Extracted data entries –
──────

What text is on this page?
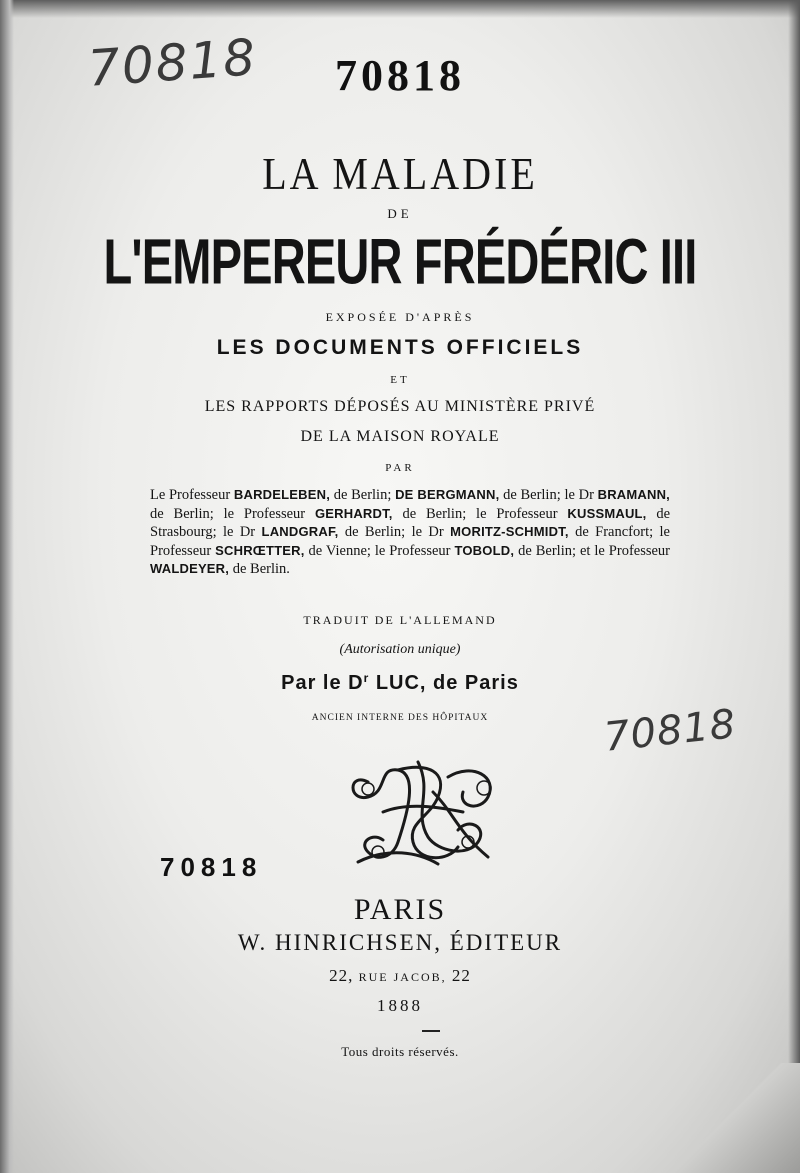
70818	70818
LA MALADIE
DE
L'EMPEREUR FRÉDÉRIC III
EXPOSÉE D'APRÈS
LES DOCUMENTS OFFICIELS
ET
LES RAPPORTS DÉPOSÉS AU MINISTÈRE PRIVÉ
DE LA MAISON ROYALE
PAR
Le Professeur BARDELEBEN, de Berlin; DE BERGMANN, de Berlin; le Dr BRAMANN, de Berlin; le Professeur GERHARDT, de Berlin; le Professeur KUSSMAUL, de Strasbourg; le Dr LANDGRAF, de Berlin; le Dr MORITZ-SCHMIDT, de Francfort; le Professeur SCHRŒTTER, de Vienne; le Professeur TOBOLD, de Berlin; et le Professeur WALDEYER, de Berlin.
TRADUIT DE L'ALLEMAND
(Autorisation unique)
Par le $D^r$ LUC, de Paris
ANCIEN INTERNE DES HÔPITAUX	70818
70818
PARIS
W. HINRICHSEN, ÉDITEUR
22, RUE JACOB, 22
1888
Tous droits réservés.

──────

WHAT IS ASKED – Leave the images out and output the remaining material exactly as it stands.

WRITTEN ANSWER –
What text is on this page?
70818	70818
LA MALADIE
DE
L'EMPEREUR FRÉDÉRIC III
EXPOSÉE D'APRÈS
LES DOCUMENTS OFFICIELS
ET
LES RAPPORTS DÉPOSÉS AU MINISTÈRE PRIVÉ
DE LA MAISON ROYALE
PAR
Le Professeur BARDELEBEN, de Berlin; DE BERGMANN, de Berlin; le Dr BRAMANN, de Berlin; le Professeur GERHARDT, de Berlin; le Professeur KUSSMAUL, de Strasbourg; le Dr LANDGRAF, de Berlin; le Dr MORITZ-SCHMIDT, de Francfort; le Professeur SCHRŒTTER, de Vienne; le Professeur TOBOLD, de Berlin; et le Professeur WALDEYER, de Berlin.
TRADUIT DE L'ALLEMAND
(Autorisation unique)
Par le $D^r$ LUC, de Paris
ANCIEN INTERNE DES HÔPITAUX	70818
70818
PARIS
W. HINRICHSEN, ÉDITEUR
22, RUE JACOB, 22
1888
Tous droits réservés.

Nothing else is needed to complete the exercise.